#### Supplied data
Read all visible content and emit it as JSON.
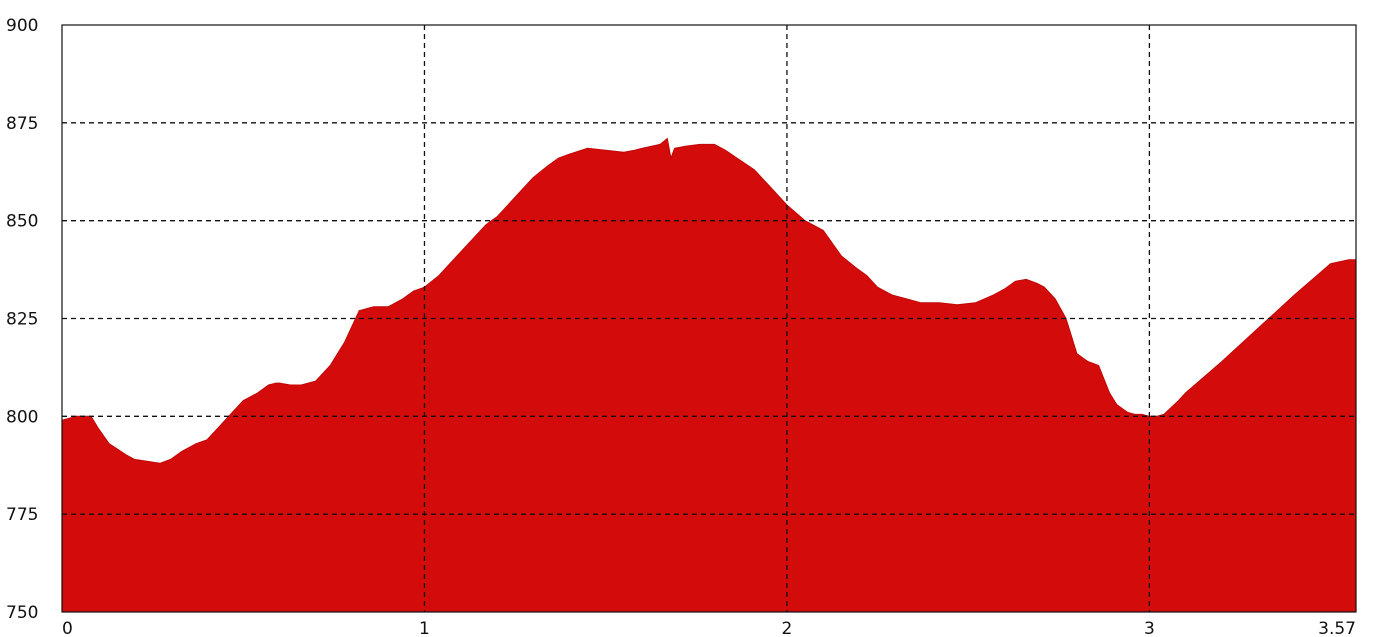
{
  "chart_data": {
    "type": "area",
    "title": "",
    "xlabel": "",
    "ylabel": "",
    "xlim": [
      0,
      3.57
    ],
    "ylim": [
      750,
      900
    ],
    "x_ticks": [
      "0",
      "1",
      "2",
      "3",
      "3.57"
    ],
    "y_ticks": [
      "750",
      "775",
      "800",
      "825",
      "850",
      "875",
      "900"
    ],
    "grid": "dashed",
    "legend": "none",
    "fill_color": "#d40b0b",
    "series": [
      {
        "x": [
          0,
          0.04,
          0.08,
          0.1,
          0.13,
          0.18,
          0.2,
          0.27,
          0.3,
          0.33,
          0.37,
          0.4,
          0.43,
          0.46,
          0.5,
          0.54,
          0.57,
          0.59,
          0.6,
          0.63,
          0.66,
          0.7,
          0.74,
          0.78,
          0.82,
          0.86,
          0.9,
          0.92,
          0.94,
          0.97,
          1.0,
          1.04,
          1.07,
          1.1,
          1.14,
          1.17,
          1.2,
          1.24,
          1.28,
          1.3,
          1.34,
          1.37,
          1.4,
          1.45,
          1.5,
          1.55,
          1.58,
          1.6,
          1.65,
          1.67,
          1.68,
          1.69,
          1.72,
          1.76,
          1.8,
          1.83,
          1.87,
          1.91,
          1.95,
          2.0,
          2.05,
          2.1,
          2.15,
          2.19,
          2.22,
          2.25,
          2.29,
          2.33,
          2.37,
          2.42,
          2.47,
          2.52,
          2.57,
          2.6,
          2.63,
          2.66,
          2.69,
          2.71,
          2.74,
          2.77,
          2.8,
          2.83,
          2.86,
          2.89,
          2.91,
          2.94,
          2.96,
          2.98,
          3.0,
          3.02,
          3.04,
          3.08,
          3.1,
          3.2,
          3.3,
          3.4,
          3.5,
          3.55,
          3.57
        ],
        "y": [
          799,
          800,
          800,
          797,
          793,
          790,
          789,
          788,
          789,
          791,
          793,
          794,
          797,
          800,
          804,
          806,
          808,
          808.5,
          808.5,
          808,
          808,
          809,
          813,
          819,
          827,
          828,
          828,
          829,
          830,
          832,
          833,
          836,
          839,
          842,
          846,
          849,
          851,
          855,
          859,
          861,
          864,
          866,
          867,
          868.5,
          868,
          867.5,
          868,
          868.5,
          869.5,
          871,
          866,
          868.5,
          869,
          869.5,
          869.5,
          868,
          865.5,
          863,
          859,
          854,
          850,
          847.5,
          841,
          838,
          836,
          833,
          831,
          830,
          829,
          829,
          828.5,
          829,
          831,
          832.5,
          834.5,
          835,
          834,
          833,
          830,
          825,
          816,
          814,
          813,
          806,
          803,
          801,
          800.5,
          800.5,
          800,
          800,
          800.5,
          804,
          806,
          814,
          822.5,
          831,
          839,
          840,
          840
        ]
      }
    ]
  }
}
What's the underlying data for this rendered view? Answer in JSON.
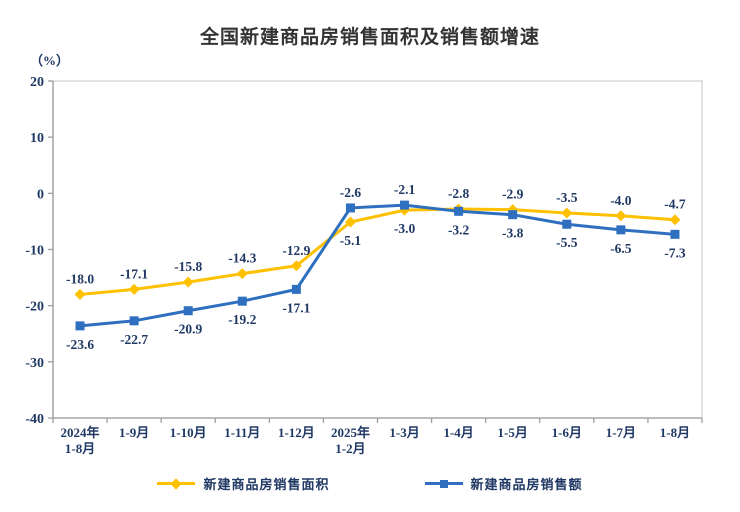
{
  "chart_data": {
    "type": "line",
    "title": "全国新建商品房销售面积及销售额增速",
    "ylabel": "（%）",
    "xlabel": "",
    "categories": [
      "2024年\n1-8月",
      "1-9月",
      "1-10月",
      "1-11月",
      "1-12月",
      "2025年\n1-2月",
      "1-3月",
      "1-4月",
      "1-5月",
      "1-6月",
      "1-7月",
      "1-8月"
    ],
    "series": [
      {
        "name": "新建商品房销售面积",
        "color": "#FFC000",
        "marker": "diamond",
        "values": [
          -18.0,
          -17.1,
          -15.8,
          -14.3,
          -12.9,
          -5.1,
          -3.0,
          -2.8,
          -2.9,
          -3.5,
          -4.0,
          -4.7
        ]
      },
      {
        "name": "新建商品房销售额",
        "color": "#2E6FC0",
        "marker": "square",
        "values": [
          -23.6,
          -22.7,
          -20.9,
          -19.2,
          -17.1,
          -2.6,
          -2.1,
          -3.2,
          -3.8,
          -5.5,
          -6.5,
          -7.3
        ]
      }
    ],
    "ylim": [
      -40,
      20
    ],
    "ytick_step": 10,
    "grid": false,
    "data_labels": true,
    "legend_position": "bottom",
    "colors": {
      "plot_border": "#D9D9D9",
      "axis_line": "#9E9E9E",
      "tick_text": "#203864",
      "title_text": "#333333"
    }
  }
}
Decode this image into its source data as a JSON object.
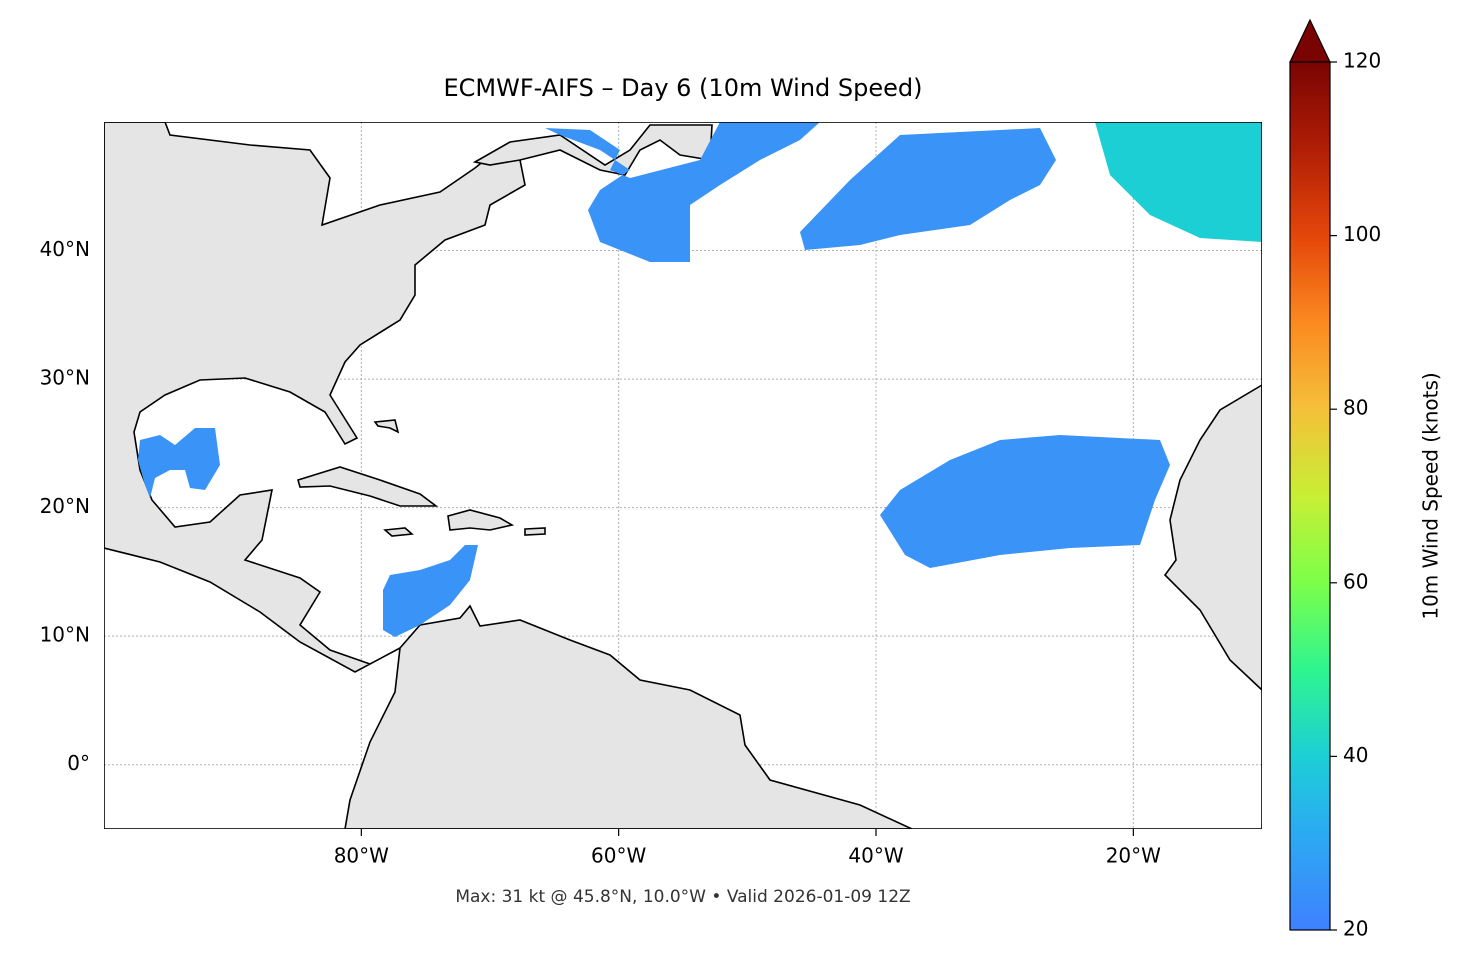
{
  "chart_data": {
    "type": "map",
    "title": "ECMWF-AIFS – Day 6 (10m Wind Speed)",
    "annotation": "Max: 31 kt @ 45.8°N, 10.0°W • Valid 2026-01-09 12Z",
    "xlim": [
      -100,
      -10
    ],
    "ylim": [
      -5,
      50
    ],
    "xticks": [
      {
        "value": -80,
        "label": "80°W"
      },
      {
        "value": -60,
        "label": "60°W"
      },
      {
        "value": -40,
        "label": "40°W"
      },
      {
        "value": -20,
        "label": "20°W"
      }
    ],
    "yticks": [
      {
        "value": 0,
        "label": "0°"
      },
      {
        "value": 10,
        "label": "10°N"
      },
      {
        "value": 20,
        "label": "20°N"
      },
      {
        "value": 30,
        "label": "30°N"
      },
      {
        "value": 40,
        "label": "40°N"
      }
    ],
    "grid": true,
    "colorbar": {
      "label": "10m Wind Speed (knots)",
      "lim": [
        20,
        120
      ],
      "ticks": [
        20,
        40,
        60,
        80,
        100,
        120
      ]
    }
  }
}
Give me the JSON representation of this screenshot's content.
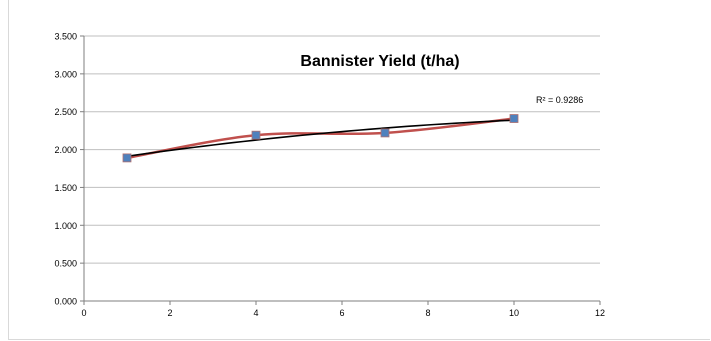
{
  "chart_data": {
    "type": "scatter",
    "title": "Bannister Yield (t/ha)",
    "xlabel": "",
    "ylabel": "",
    "xlim": [
      0,
      12
    ],
    "ylim": [
      0,
      3.5
    ],
    "x_ticks": [
      "0",
      "2",
      "4",
      "6",
      "8",
      "10",
      "12"
    ],
    "y_ticks": [
      "0.000",
      "0.500",
      "1.000",
      "1.500",
      "2.000",
      "2.500",
      "3.000",
      "3.500"
    ],
    "grid": "horizontal",
    "series": [
      {
        "x": [
          1,
          4,
          7,
          10
        ],
        "values": [
          1.89,
          2.19,
          2.22,
          2.41
        ],
        "marker": "square",
        "marker_color": "#4f81bd",
        "line": "smooth",
        "line_color": "#c0504d"
      }
    ],
    "trendline": {
      "type": "polynomial",
      "color": "#000000",
      "annotation": "R² = 0.9286"
    }
  }
}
########
**Exercise directions**.
Return the whole listing, word for word, and leave out every picture.

**Full response**.
Read all visible content and emit it as JSON.
{
  "chart_data": {
    "type": "area",
    "title": "",
    "xlabel": "",
    "ylabel": "",
    "xlim": [
      0,
      3.57
    ],
    "ylim": [
      750,
      900
    ],
    "x_ticks": [
      "0",
      "1",
      "2",
      "3",
      "3.57"
    ],
    "y_ticks": [
      "750",
      "775",
      "800",
      "825",
      "850",
      "875",
      "900"
    ],
    "grid": "dashed",
    "legend": "none",
    "fill_color": "#d40b0b",
    "series": [
      {
        "x": [
          0,
          0.04,
          0.08,
          0.1,
          0.13,
          0.18,
          0.2,
          0.27,
          0.3,
          0.33,
          0.37,
          0.4,
          0.43,
          0.46,
          0.5,
          0.54,
          0.57,
          0.59,
          0.6,
          0.63,
          0.66,
          0.7,
          0.74,
          0.78,
          0.82,
          0.86,
          0.9,
          0.92,
          0.94,
          0.97,
          1.0,
          1.04,
          1.07,
          1.1,
          1.14,
          1.17,
          1.2,
          1.24,
          1.28,
          1.3,
          1.34,
          1.37,
          1.4,
          1.45,
          1.5,
          1.55,
          1.58,
          1.6,
          1.65,
          1.67,
          1.68,
          1.69,
          1.72,
          1.76,
          1.8,
          1.83,
          1.87,
          1.91,
          1.95,
          2.0,
          2.05,
          2.1,
          2.15,
          2.19,
          2.22,
          2.25,
          2.29,
          2.33,
          2.37,
          2.42,
          2.47,
          2.52,
          2.57,
          2.6,
          2.63,
          2.66,
          2.69,
          2.71,
          2.74,
          2.77,
          2.8,
          2.83,
          2.86,
          2.89,
          2.91,
          2.94,
          2.96,
          2.98,
          3.0,
          3.02,
          3.04,
          3.08,
          3.1,
          3.2,
          3.3,
          3.4,
          3.5,
          3.55,
          3.57
        ],
        "y": [
          799,
          800,
          800,
          797,
          793,
          790,
          789,
          788,
          789,
          791,
          793,
          794,
          797,
          800,
          804,
          806,
          808,
          808.5,
          808.5,
          808,
          808,
          809,
          813,
          819,
          827,
          828,
          828,
          829,
          830,
          832,
          833,
          836,
          839,
          842,
          846,
          849,
          851,
          855,
          859,
          861,
          864,
          866,
          867,
          868.5,
          868,
          867.5,
          868,
          868.5,
          869.5,
          871,
          866,
          868.5,
          869,
          869.5,
          869.5,
          868,
          865.5,
          863,
          859,
          854,
          850,
          847.5,
          841,
          838,
          836,
          833,
          831,
          830,
          829,
          829,
          828.5,
          829,
          831,
          832.5,
          834.5,
          835,
          834,
          833,
          830,
          825,
          816,
          814,
          813,
          806,
          803,
          801,
          800.5,
          800.5,
          800,
          800,
          800.5,
          804,
          806,
          814,
          822.5,
          831,
          839,
          840,
          840
        ]
      }
    ]
  }
}
What's the underlying data for this rendered view? Answer in JSON.
{
  "chart_data": {
    "type": "line",
    "title": "全国新建商品房销售面积及销售额增速",
    "ylabel": "（%）",
    "xlabel": "",
    "categories": [
      "2024年\n1-8月",
      "1-9月",
      "1-10月",
      "1-11月",
      "1-12月",
      "2025年\n1-2月",
      "1-3月",
      "1-4月",
      "1-5月",
      "1-6月",
      "1-7月",
      "1-8月"
    ],
    "series": [
      {
        "name": "新建商品房销售面积",
        "color": "#FFC000",
        "marker": "diamond",
        "values": [
          -18.0,
          -17.1,
          -15.8,
          -14.3,
          -12.9,
          -5.1,
          -3.0,
          -2.8,
          -2.9,
          -3.5,
          -4.0,
          -4.7
        ]
      },
      {
        "name": "新建商品房销售额",
        "color": "#2E6FC0",
        "marker": "square",
        "values": [
          -23.6,
          -22.7,
          -20.9,
          -19.2,
          -17.1,
          -2.6,
          -2.1,
          -3.2,
          -3.8,
          -5.5,
          -6.5,
          -7.3
        ]
      }
    ],
    "ylim": [
      -40,
      20
    ],
    "ytick_step": 10,
    "grid": false,
    "data_labels": true,
    "legend_position": "bottom",
    "colors": {
      "plot_border": "#D9D9D9",
      "axis_line": "#9E9E9E",
      "tick_text": "#203864",
      "title_text": "#333333"
    }
  }
}
Decode this image into its source data as a JSON object.
{
  "chart_data": {
    "type": "map",
    "title": "ECMWF-AIFS – Day 6 (10m Wind Speed)",
    "annotation": "Max: 31 kt @ 45.8°N, 10.0°W • Valid 2026-01-09 12Z",
    "xlim": [
      -100,
      -10
    ],
    "ylim": [
      -5,
      50
    ],
    "xticks": [
      {
        "value": -80,
        "label": "80°W"
      },
      {
        "value": -60,
        "label": "60°W"
      },
      {
        "value": -40,
        "label": "40°W"
      },
      {
        "value": -20,
        "label": "20°W"
      }
    ],
    "yticks": [
      {
        "value": 0,
        "label": "0°"
      },
      {
        "value": 10,
        "label": "10°N"
      },
      {
        "value": 20,
        "label": "20°N"
      },
      {
        "value": 30,
        "label": "30°N"
      },
      {
        "value": 40,
        "label": "40°N"
      }
    ],
    "grid": true,
    "colorbar": {
      "label": "10m Wind Speed (knots)",
      "lim": [
        20,
        120
      ],
      "ticks": [
        20,
        40,
        60,
        80,
        100,
        120
      ]
    }
  }
}
Give me the JSON representation of this screenshot's content.
{
  "chart_data": {
    "type": "scatter",
    "title": "Bannister Yield (t/ha)",
    "xlabel": "",
    "ylabel": "",
    "xlim": [
      0,
      12
    ],
    "ylim": [
      0,
      3.5
    ],
    "x_ticks": [
      "0",
      "2",
      "4",
      "6",
      "8",
      "10",
      "12"
    ],
    "y_ticks": [
      "0.000",
      "0.500",
      "1.000",
      "1.500",
      "2.000",
      "2.500",
      "3.000",
      "3.500"
    ],
    "grid": "horizontal",
    "series": [
      {
        "x": [
          1,
          4,
          7,
          10
        ],
        "values": [
          1.89,
          2.19,
          2.22,
          2.41
        ],
        "marker": "square",
        "marker_color": "#4f81bd",
        "line": "smooth",
        "line_color": "#c0504d"
      }
    ],
    "trendline": {
      "type": "polynomial",
      "color": "#000000",
      "annotation": "R² = 0.9286"
    }
  }
}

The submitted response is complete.